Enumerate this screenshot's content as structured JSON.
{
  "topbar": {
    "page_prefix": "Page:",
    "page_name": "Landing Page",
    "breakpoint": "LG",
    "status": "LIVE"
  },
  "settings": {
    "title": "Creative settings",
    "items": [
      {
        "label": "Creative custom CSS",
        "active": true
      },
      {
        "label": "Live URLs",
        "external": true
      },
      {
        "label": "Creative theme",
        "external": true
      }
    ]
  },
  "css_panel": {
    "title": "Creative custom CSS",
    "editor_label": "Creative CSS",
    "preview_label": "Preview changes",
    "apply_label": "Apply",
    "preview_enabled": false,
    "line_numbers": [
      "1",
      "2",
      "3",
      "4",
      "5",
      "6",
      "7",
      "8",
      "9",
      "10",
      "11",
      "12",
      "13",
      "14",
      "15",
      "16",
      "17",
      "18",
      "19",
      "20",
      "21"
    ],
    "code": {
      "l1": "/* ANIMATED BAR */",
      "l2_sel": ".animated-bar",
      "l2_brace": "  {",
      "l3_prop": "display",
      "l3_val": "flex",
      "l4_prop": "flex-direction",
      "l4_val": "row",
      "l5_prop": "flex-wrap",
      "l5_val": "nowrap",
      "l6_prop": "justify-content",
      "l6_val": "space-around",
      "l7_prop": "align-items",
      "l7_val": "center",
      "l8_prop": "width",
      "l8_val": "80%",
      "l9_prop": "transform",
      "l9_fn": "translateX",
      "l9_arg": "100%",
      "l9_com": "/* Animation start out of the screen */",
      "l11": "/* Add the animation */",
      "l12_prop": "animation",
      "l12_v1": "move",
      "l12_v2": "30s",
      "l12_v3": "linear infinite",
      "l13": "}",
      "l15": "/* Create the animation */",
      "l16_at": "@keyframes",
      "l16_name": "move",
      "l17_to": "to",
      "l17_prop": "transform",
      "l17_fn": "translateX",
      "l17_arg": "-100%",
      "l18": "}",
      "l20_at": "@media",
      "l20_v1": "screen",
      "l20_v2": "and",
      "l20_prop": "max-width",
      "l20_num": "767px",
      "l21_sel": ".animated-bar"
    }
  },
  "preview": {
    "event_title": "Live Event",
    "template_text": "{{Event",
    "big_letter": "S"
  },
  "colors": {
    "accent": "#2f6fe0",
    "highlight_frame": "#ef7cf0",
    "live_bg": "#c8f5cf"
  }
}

^^^^^^^^^^^^^^^^

● **THE TASK**
Copy each line of the listing that holds the word "custom".

● **ANSWER TO THE TASK**
        "label": "Creative custom CSS",
    "title": "Creative custom CSS",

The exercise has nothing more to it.